# [What the task asks]
Reproduce the data exactly and drop any pictures it holds.
--- START Material provided ---
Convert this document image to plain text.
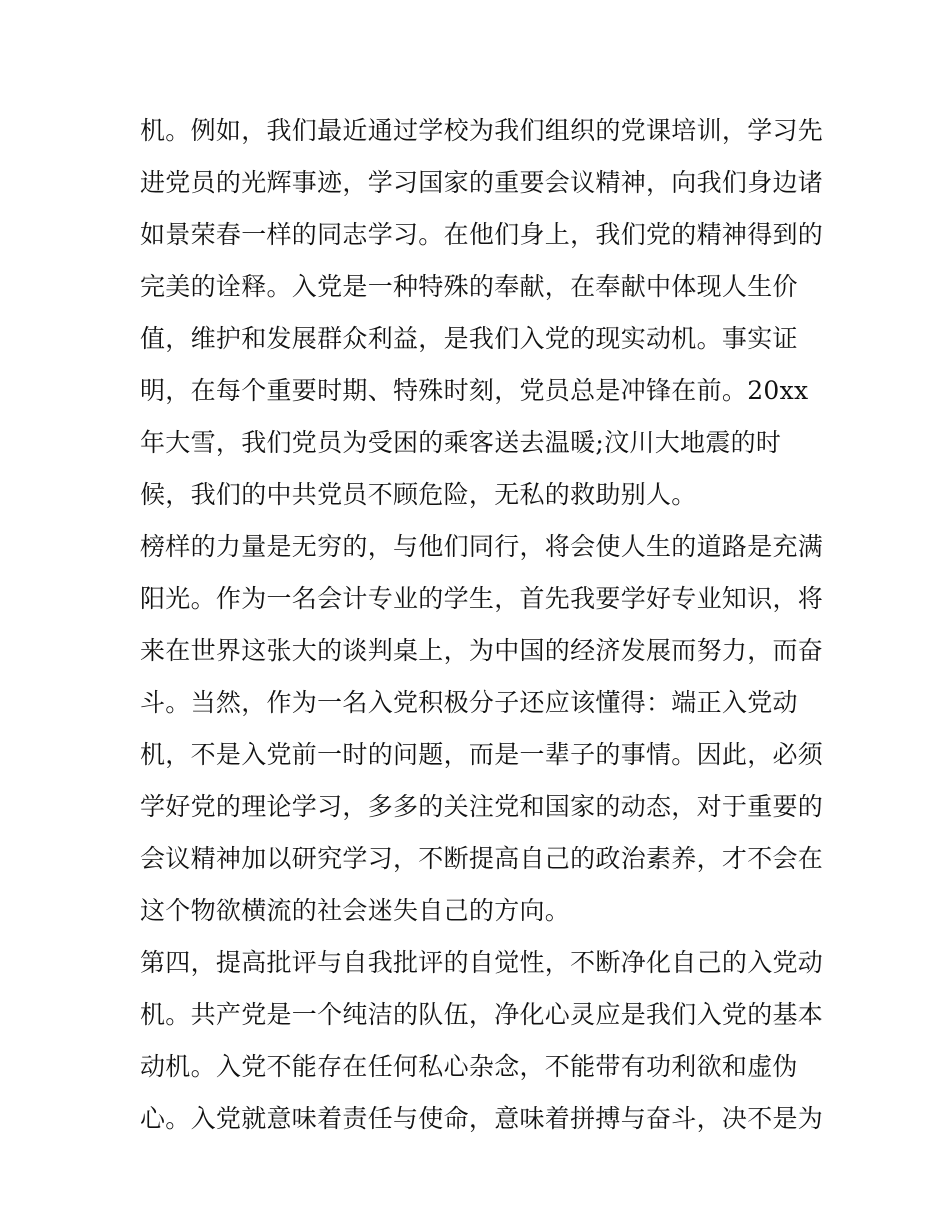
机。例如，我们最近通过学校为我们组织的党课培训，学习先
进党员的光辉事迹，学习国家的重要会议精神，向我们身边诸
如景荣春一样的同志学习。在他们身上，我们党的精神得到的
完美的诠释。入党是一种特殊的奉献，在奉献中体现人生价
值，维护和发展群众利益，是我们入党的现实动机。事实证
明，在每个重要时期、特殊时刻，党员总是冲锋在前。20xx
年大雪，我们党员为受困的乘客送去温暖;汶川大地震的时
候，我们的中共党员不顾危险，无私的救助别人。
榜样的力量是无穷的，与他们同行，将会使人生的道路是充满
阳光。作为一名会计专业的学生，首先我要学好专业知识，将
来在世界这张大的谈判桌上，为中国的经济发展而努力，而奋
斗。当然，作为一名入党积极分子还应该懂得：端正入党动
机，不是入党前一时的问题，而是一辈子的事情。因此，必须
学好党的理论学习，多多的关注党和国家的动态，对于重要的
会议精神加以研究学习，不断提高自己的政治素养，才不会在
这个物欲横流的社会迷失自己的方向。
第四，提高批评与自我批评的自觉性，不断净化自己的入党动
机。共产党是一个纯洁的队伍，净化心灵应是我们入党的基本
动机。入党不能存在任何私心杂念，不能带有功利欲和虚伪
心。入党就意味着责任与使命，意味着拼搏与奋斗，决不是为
--- END Material provided ---
# [Solution to the problem]
Convert this document image to plain text.
机。例如，我们最近通过学校为我们组织的党课培训，学习先
进党员的光辉事迹，学习国家的重要会议精神，向我们身边诸
如景荣春一样的同志学习。在他们身上，我们党的精神得到的
完美的诠释。入党是一种特殊的奉献，在奉献中体现人生价
值，维护和发展群众利益，是我们入党的现实动机。事实证
明，在每个重要时期、特殊时刻，党员总是冲锋在前。20xx
年大雪，我们党员为受困的乘客送去温暖;汶川大地震的时
候，我们的中共党员不顾危险，无私的救助别人。
榜样的力量是无穷的，与他们同行，将会使人生的道路是充满
阳光。作为一名会计专业的学生，首先我要学好专业知识，将
来在世界这张大的谈判桌上，为中国的经济发展而努力，而奋
斗。当然，作为一名入党积极分子还应该懂得：端正入党动
机，不是入党前一时的问题，而是一辈子的事情。因此，必须
学好党的理论学习，多多的关注党和国家的动态，对于重要的
会议精神加以研究学习，不断提高自己的政治素养，才不会在
这个物欲横流的社会迷失自己的方向。
第四，提高批评与自我批评的自觉性，不断净化自己的入党动
机。共产党是一个纯洁的队伍，净化心灵应是我们入党的基本
动机。入党不能存在任何私心杂念，不能带有功利欲和虚伪
心。入党就意味着责任与使命，意味着拼搏与奋斗，决不是为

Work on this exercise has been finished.